[Data excerpts]
● ● ● ● ●
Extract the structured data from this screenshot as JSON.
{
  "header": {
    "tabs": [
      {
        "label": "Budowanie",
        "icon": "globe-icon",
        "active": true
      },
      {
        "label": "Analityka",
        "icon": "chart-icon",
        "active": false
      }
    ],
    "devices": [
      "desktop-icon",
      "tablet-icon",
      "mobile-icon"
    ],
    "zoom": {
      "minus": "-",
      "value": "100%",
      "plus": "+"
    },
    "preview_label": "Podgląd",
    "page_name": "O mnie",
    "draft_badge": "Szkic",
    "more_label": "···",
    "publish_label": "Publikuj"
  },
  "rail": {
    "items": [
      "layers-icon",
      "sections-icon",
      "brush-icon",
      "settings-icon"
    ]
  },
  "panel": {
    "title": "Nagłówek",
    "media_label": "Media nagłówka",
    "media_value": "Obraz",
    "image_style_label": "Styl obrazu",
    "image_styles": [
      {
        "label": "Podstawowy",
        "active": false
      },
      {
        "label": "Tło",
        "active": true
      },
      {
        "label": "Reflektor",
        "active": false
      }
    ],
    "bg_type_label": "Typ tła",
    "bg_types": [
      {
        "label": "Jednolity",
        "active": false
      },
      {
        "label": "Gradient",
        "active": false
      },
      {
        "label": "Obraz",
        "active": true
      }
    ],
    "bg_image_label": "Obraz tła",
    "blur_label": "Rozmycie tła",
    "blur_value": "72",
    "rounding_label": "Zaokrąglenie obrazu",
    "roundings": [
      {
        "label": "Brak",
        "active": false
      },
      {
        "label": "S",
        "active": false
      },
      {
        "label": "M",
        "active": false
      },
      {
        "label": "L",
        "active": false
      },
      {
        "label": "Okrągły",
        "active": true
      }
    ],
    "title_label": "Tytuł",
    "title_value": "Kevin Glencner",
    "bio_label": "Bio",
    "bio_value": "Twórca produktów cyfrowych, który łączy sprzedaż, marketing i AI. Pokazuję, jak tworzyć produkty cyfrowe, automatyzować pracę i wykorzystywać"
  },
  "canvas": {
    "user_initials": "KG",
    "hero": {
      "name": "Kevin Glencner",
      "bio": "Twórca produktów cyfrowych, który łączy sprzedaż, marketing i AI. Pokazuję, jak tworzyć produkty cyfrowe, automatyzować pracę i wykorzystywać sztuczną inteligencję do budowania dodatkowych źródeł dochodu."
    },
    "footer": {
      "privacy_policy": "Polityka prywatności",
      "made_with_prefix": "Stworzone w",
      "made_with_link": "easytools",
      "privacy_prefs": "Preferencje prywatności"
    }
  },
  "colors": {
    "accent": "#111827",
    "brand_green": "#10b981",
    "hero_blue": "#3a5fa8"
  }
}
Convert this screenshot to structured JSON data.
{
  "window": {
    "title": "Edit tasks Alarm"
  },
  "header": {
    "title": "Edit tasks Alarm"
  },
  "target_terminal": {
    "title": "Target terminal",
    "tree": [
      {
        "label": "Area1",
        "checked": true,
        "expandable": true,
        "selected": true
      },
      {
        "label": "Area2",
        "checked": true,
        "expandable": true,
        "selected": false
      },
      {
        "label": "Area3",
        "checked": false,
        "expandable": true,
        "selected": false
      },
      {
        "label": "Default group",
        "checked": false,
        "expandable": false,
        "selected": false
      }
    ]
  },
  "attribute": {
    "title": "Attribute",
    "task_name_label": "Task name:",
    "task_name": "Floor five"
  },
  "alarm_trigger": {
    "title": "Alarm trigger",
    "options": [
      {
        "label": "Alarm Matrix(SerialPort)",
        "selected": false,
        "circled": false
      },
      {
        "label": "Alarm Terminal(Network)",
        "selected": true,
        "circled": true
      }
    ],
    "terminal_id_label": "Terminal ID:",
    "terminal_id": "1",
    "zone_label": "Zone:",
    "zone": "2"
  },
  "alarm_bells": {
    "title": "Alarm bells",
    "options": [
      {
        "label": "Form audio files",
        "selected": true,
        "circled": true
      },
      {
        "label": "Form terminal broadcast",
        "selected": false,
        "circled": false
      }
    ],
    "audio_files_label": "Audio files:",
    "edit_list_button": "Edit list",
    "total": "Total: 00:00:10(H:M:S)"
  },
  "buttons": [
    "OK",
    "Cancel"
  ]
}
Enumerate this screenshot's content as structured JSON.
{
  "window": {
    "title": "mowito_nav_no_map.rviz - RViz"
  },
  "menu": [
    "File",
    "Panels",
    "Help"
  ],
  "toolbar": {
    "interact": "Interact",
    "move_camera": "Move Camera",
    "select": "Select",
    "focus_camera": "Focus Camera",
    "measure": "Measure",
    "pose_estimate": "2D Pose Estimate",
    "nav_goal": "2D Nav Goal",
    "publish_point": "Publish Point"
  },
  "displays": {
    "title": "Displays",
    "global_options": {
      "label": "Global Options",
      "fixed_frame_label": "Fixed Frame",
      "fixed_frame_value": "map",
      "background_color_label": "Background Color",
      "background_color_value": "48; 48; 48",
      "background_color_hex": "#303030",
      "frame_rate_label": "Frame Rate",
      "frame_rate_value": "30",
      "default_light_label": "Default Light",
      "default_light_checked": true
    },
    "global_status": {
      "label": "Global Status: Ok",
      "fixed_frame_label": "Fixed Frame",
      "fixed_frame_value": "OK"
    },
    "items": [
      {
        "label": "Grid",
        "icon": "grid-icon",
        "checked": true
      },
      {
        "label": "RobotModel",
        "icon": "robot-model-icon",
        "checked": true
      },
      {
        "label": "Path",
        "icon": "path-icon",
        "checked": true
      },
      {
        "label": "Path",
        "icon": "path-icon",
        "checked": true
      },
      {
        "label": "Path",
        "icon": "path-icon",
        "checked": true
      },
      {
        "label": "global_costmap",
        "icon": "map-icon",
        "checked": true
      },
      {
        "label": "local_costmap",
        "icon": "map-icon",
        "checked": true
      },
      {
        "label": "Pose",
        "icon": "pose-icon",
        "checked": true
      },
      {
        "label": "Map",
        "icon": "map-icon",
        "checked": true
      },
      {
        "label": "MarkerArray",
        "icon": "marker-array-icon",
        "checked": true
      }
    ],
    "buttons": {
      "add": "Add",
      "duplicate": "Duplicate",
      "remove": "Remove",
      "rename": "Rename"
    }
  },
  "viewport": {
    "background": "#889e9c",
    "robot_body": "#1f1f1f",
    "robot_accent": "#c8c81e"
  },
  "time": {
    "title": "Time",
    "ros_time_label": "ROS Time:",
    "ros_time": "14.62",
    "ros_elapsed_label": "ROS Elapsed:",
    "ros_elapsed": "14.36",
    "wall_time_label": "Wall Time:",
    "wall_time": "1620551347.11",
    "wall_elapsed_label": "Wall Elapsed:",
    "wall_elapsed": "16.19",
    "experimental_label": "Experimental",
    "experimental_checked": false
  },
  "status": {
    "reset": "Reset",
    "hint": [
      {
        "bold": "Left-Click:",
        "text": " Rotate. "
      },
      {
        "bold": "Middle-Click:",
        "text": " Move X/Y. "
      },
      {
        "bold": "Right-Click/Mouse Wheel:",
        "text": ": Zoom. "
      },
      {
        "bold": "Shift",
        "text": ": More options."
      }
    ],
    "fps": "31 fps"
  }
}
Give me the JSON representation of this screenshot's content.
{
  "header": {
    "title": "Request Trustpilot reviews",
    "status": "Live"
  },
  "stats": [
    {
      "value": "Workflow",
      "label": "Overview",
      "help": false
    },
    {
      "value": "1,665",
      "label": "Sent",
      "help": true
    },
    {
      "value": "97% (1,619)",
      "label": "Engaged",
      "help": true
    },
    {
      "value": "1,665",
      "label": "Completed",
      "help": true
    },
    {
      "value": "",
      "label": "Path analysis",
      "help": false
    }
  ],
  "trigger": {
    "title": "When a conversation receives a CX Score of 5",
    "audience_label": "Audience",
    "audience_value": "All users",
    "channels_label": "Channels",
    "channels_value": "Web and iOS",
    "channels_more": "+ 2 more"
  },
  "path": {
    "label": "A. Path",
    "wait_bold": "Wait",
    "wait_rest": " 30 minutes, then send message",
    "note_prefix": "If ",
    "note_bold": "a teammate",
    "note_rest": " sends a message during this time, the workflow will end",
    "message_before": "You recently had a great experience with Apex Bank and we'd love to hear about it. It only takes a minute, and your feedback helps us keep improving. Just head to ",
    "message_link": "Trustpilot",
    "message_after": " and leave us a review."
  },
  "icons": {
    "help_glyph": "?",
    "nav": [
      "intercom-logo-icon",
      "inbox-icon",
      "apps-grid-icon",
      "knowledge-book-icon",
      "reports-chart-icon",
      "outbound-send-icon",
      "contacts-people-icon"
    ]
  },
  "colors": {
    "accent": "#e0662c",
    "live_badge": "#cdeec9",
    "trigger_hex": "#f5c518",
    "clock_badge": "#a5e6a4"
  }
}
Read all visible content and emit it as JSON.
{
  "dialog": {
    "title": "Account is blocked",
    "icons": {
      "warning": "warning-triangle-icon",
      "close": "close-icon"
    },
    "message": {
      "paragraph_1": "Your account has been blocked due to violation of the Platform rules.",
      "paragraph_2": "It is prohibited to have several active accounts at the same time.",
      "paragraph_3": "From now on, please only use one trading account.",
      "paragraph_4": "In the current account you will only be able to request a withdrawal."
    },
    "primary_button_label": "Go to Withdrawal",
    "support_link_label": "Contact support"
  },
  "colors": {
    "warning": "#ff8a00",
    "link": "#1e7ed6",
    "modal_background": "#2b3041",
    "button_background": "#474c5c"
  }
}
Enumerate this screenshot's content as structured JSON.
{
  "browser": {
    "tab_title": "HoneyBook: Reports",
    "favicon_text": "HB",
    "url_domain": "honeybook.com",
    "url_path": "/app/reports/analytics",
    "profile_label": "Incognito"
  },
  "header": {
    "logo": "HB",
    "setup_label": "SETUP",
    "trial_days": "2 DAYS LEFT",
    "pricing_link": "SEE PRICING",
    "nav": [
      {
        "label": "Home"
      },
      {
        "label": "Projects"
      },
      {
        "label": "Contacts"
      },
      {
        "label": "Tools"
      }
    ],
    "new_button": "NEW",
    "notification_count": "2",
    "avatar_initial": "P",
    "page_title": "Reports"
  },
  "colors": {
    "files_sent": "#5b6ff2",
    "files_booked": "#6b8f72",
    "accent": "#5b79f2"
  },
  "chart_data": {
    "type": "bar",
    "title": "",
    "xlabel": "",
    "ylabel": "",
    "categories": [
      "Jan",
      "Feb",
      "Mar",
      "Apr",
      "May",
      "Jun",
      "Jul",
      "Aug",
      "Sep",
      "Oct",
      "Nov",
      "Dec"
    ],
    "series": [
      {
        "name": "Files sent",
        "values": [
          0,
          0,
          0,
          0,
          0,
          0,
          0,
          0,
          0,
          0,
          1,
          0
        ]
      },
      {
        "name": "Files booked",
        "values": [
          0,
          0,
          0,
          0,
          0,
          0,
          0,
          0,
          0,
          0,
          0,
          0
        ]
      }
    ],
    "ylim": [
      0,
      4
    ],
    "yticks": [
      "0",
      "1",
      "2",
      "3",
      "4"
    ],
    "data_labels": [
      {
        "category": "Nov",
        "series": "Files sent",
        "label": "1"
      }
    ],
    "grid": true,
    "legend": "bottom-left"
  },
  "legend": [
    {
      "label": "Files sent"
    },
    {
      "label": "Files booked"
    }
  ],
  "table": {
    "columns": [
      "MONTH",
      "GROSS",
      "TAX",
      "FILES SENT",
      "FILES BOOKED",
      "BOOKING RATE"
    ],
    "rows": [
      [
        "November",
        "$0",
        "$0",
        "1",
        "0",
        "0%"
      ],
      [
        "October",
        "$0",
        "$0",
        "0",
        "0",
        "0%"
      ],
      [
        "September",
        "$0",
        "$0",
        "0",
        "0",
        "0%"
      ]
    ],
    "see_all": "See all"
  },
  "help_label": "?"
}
● ● ● ● ●
**Given task**: Your answer should be one number: the count of lines in the data above that include the word "Kevin".

**Response to the task**: 2